> **Instructions for the task**
Exclude the pictures and reproduce the remaining data exactly as written.

> **Data**
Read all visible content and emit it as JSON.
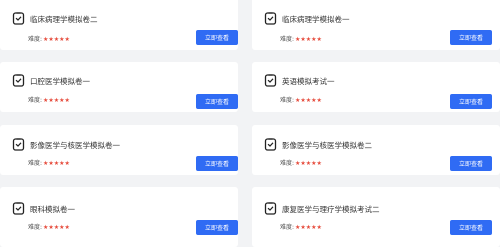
{
  "difficulty_label": "难度:",
  "view_button_label": "立即查看",
  "stars": "★★★★★",
  "colors": {
    "accent": "#2f6bf4",
    "stars": "#e64b3c",
    "page_bg": "#f2f3f5",
    "card_bg": "#ffffff"
  },
  "icon": "exam-paper-icon",
  "cards": [
    {
      "title": "临床病理学模拟卷二"
    },
    {
      "title": "临床病理学模拟卷一"
    },
    {
      "title": "口腔医学模拟卷一"
    },
    {
      "title": "英语模拟考试一"
    },
    {
      "title": "影像医学与核医学模拟卷一"
    },
    {
      "title": "影像医学与核医学模拟卷二"
    },
    {
      "title": "眼科模拟卷一"
    },
    {
      "title": "康复医学与理疗学模拟考试二"
    }
  ]
}
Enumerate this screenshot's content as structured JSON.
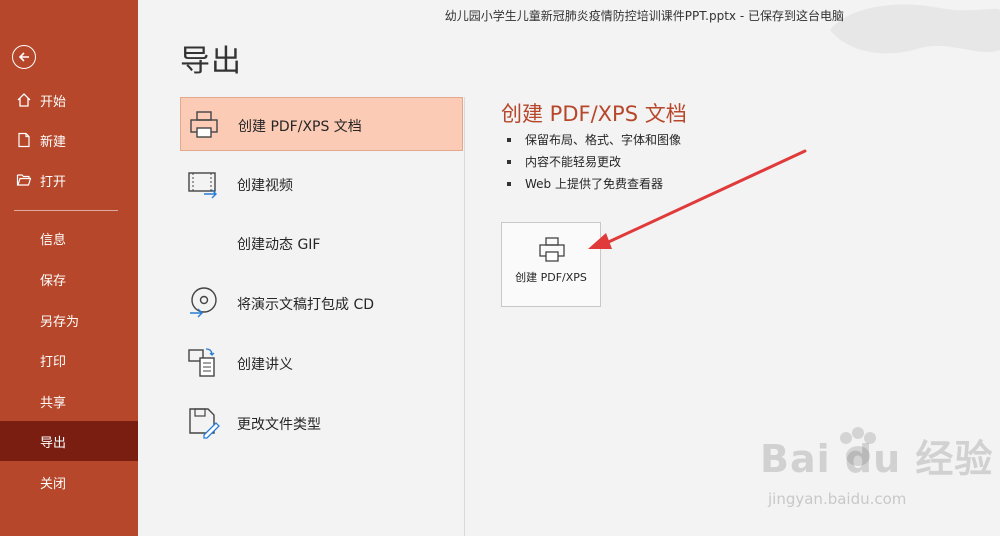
{
  "window": {
    "document_title": "幼儿园小学生儿童新冠肺炎疫情防控培训课件PPT.pptx  -  已保存到这台电脑"
  },
  "sidebar": {
    "back_icon": "arrow-left-circle-icon",
    "items": [
      {
        "label": "开始",
        "icon": "home-icon"
      },
      {
        "label": "新建",
        "icon": "new-file-icon"
      },
      {
        "label": "打开",
        "icon": "folder-open-icon"
      },
      {
        "label": "信息"
      },
      {
        "label": "保存"
      },
      {
        "label": "另存为"
      },
      {
        "label": "打印"
      },
      {
        "label": "共享"
      },
      {
        "label": "导出",
        "active": true
      },
      {
        "label": "关闭"
      }
    ]
  },
  "page": {
    "title": "导出"
  },
  "export_options": [
    {
      "label": "创建 PDF/XPS 文档",
      "icon": "printer-icon",
      "selected": true
    },
    {
      "label": "创建视频",
      "icon": "video-icon"
    },
    {
      "label": "创建动态 GIF"
    },
    {
      "label": "将演示文稿打包成 CD",
      "icon": "disc-icon"
    },
    {
      "label": "创建讲义",
      "icon": "handout-icon"
    },
    {
      "label": "更改文件类型",
      "icon": "change-type-icon"
    }
  ],
  "detail": {
    "title": "创建 PDF/XPS 文档",
    "bullets": [
      "保留布局、格式、字体和图像",
      "内容不能轻易更改",
      "Web 上提供了免费查看器"
    ],
    "button_label": "创建 PDF/XPS"
  },
  "watermark": {
    "logo": "Bai du 经验",
    "url": "jingyan.baidu.com"
  },
  "colors": {
    "sidebar": "#b7472a",
    "sidebar_active": "#7a1e12",
    "selected_option": "#fbcbb5",
    "accent_title": "#b7472a",
    "annotation_arrow": "#e03a3a"
  }
}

> **Exercise answer**
Read all visible content and emit it as JSON.
{
  "difficulty_label": "难度:",
  "view_button_label": "立即查看",
  "stars": "★★★★★",
  "colors": {
    "accent": "#2f6bf4",
    "stars": "#e64b3c",
    "page_bg": "#f2f3f5",
    "card_bg": "#ffffff"
  },
  "icon": "exam-paper-icon",
  "cards": [
    {
      "title": "临床病理学模拟卷二"
    },
    {
      "title": "临床病理学模拟卷一"
    },
    {
      "title": "口腔医学模拟卷一"
    },
    {
      "title": "英语模拟考试一"
    },
    {
      "title": "影像医学与核医学模拟卷一"
    },
    {
      "title": "影像医学与核医学模拟卷二"
    },
    {
      "title": "眼科模拟卷一"
    },
    {
      "title": "康复医学与理疗学模拟考试二"
    }
  ]
}
Enumerate this screenshot's content as structured JSON.
{
  "window": {
    "document_title": "幼儿园小学生儿童新冠肺炎疫情防控培训课件PPT.pptx  -  已保存到这台电脑"
  },
  "sidebar": {
    "back_icon": "arrow-left-circle-icon",
    "items": [
      {
        "label": "开始",
        "icon": "home-icon"
      },
      {
        "label": "新建",
        "icon": "new-file-icon"
      },
      {
        "label": "打开",
        "icon": "folder-open-icon"
      },
      {
        "label": "信息"
      },
      {
        "label": "保存"
      },
      {
        "label": "另存为"
      },
      {
        "label": "打印"
      },
      {
        "label": "共享"
      },
      {
        "label": "导出",
        "active": true
      },
      {
        "label": "关闭"
      }
    ]
  },
  "page": {
    "title": "导出"
  },
  "export_options": [
    {
      "label": "创建 PDF/XPS 文档",
      "icon": "printer-icon",
      "selected": true
    },
    {
      "label": "创建视频",
      "icon": "video-icon"
    },
    {
      "label": "创建动态 GIF"
    },
    {
      "label": "将演示文稿打包成 CD",
      "icon": "disc-icon"
    },
    {
      "label": "创建讲义",
      "icon": "handout-icon"
    },
    {
      "label": "更改文件类型",
      "icon": "change-type-icon"
    }
  ],
  "detail": {
    "title": "创建 PDF/XPS 文档",
    "bullets": [
      "保留布局、格式、字体和图像",
      "内容不能轻易更改",
      "Web 上提供了免费查看器"
    ],
    "button_label": "创建 PDF/XPS"
  },
  "watermark": {
    "logo": "Bai du 经验",
    "url": "jingyan.baidu.com"
  },
  "colors": {
    "sidebar": "#b7472a",
    "sidebar_active": "#7a1e12",
    "selected_option": "#fbcbb5",
    "accent_title": "#b7472a",
    "annotation_arrow": "#e03a3a"
  }
}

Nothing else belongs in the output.